__TASK STATEMENT__:
Copy out each line of the material below that holds the string "JSON".

(Stored data entries)
++++++
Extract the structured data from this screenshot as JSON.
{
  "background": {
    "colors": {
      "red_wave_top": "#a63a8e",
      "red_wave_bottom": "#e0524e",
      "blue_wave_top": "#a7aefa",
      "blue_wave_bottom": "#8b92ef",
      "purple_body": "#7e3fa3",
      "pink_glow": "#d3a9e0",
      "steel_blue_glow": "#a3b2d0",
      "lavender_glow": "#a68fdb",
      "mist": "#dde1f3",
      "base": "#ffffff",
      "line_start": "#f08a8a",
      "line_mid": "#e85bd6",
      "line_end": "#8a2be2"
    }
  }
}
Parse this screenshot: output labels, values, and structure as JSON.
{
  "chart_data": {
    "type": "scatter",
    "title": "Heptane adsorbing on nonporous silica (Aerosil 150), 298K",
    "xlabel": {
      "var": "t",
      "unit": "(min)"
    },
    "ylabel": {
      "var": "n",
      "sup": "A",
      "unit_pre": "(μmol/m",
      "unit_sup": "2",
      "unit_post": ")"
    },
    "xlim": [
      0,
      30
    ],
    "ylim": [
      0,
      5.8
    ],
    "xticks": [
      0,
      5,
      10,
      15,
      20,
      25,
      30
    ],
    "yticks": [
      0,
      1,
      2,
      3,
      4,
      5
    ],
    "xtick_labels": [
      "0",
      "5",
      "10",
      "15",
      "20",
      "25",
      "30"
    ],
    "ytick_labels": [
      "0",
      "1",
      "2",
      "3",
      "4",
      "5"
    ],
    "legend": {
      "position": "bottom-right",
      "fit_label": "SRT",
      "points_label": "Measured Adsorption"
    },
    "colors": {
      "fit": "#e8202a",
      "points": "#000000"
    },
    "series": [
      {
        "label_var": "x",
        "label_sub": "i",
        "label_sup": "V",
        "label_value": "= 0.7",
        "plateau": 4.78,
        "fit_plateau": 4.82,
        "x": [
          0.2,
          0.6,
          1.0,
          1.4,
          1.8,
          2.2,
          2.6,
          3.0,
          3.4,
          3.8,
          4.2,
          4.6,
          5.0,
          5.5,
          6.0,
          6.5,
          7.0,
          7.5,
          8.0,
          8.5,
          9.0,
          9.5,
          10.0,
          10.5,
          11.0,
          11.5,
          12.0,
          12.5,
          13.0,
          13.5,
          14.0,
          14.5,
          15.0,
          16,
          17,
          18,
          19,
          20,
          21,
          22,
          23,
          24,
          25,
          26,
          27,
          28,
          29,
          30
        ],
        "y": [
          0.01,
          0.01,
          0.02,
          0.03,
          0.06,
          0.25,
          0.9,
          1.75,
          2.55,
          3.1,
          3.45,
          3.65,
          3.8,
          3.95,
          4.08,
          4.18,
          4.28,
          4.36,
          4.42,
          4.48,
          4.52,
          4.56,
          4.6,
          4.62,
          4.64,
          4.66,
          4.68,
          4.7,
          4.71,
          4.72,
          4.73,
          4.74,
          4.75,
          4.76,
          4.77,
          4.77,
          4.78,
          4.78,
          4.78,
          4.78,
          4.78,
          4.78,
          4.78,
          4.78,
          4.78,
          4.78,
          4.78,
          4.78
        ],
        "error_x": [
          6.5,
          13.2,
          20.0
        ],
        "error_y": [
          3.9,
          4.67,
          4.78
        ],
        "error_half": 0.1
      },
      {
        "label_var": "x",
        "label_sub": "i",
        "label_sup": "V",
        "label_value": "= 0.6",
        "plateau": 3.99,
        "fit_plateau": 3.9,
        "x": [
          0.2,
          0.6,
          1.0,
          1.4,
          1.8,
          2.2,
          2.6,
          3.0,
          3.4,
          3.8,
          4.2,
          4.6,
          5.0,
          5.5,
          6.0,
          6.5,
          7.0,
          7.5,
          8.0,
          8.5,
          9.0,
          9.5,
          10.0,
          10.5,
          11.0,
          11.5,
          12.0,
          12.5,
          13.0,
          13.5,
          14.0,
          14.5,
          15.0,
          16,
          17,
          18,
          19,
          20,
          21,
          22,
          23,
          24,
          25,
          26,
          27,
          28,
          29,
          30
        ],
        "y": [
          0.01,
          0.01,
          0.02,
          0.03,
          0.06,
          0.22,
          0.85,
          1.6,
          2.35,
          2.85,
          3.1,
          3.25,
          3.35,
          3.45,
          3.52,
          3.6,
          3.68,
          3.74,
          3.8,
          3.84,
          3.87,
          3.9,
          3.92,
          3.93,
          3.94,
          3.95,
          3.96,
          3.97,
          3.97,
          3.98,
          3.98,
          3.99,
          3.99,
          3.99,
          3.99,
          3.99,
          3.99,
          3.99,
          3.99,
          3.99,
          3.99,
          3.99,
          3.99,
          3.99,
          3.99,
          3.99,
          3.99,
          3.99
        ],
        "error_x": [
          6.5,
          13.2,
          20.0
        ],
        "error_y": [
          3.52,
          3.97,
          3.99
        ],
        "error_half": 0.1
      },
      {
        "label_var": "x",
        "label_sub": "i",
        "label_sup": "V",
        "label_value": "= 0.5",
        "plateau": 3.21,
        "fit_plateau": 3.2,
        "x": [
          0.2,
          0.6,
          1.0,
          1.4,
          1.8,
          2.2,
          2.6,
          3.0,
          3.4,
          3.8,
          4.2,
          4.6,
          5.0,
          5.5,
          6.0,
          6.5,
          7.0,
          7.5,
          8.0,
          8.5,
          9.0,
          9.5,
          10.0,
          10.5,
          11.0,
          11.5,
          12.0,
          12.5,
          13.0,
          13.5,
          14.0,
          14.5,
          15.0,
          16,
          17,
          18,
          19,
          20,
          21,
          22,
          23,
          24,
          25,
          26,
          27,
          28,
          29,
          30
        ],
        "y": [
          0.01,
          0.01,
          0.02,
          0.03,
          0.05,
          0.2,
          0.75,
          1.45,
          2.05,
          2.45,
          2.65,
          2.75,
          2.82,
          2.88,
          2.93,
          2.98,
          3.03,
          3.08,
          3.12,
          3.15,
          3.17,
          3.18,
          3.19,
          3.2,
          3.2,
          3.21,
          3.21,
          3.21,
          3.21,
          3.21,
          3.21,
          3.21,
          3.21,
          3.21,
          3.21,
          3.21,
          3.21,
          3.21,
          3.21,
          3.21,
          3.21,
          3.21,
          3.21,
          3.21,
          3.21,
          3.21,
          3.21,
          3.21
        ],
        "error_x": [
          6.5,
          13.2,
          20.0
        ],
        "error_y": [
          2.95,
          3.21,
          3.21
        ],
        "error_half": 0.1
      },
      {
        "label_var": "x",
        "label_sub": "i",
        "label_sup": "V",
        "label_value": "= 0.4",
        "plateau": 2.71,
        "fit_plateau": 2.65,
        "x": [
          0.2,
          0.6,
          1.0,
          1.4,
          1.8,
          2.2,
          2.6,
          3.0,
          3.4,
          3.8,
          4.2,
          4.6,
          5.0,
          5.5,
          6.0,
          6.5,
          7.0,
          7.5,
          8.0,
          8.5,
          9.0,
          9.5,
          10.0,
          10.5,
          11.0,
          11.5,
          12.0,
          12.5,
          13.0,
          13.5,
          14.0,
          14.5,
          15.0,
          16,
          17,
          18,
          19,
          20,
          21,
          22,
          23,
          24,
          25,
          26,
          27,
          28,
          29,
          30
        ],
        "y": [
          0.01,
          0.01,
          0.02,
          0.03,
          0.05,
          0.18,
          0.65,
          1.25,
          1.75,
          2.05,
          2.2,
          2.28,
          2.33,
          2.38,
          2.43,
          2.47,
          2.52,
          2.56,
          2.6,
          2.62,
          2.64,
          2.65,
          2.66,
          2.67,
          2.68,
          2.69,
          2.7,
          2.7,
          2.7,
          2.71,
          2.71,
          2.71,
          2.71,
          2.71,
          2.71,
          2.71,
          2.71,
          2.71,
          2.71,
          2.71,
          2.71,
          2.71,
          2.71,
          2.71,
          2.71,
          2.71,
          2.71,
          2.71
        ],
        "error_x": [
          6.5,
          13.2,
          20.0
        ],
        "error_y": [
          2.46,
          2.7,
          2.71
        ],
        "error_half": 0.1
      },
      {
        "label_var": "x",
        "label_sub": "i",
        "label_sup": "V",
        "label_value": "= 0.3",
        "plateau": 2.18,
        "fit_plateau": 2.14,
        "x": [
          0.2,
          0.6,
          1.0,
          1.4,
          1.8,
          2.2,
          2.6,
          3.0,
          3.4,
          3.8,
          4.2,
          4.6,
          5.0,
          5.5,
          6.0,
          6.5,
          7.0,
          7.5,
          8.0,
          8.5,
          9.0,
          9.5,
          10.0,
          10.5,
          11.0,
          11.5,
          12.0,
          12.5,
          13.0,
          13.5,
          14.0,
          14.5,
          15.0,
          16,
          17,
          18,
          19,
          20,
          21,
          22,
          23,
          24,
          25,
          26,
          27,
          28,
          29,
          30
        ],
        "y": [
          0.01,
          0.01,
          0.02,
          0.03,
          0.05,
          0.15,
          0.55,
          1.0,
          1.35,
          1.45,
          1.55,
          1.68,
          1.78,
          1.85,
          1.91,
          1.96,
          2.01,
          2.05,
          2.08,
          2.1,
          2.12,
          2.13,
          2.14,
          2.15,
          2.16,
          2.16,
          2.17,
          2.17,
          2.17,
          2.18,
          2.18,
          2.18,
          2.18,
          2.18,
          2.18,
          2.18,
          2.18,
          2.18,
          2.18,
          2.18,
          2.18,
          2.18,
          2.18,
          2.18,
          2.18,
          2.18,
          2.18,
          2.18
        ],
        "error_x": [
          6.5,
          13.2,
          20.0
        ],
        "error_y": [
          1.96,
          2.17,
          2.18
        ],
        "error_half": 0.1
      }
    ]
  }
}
++++++
__EXERCISE OUTPUT__:
Extract the structured data from this screenshot as JSON.
Parse this screenshot: output labels, values, and structure as JSON.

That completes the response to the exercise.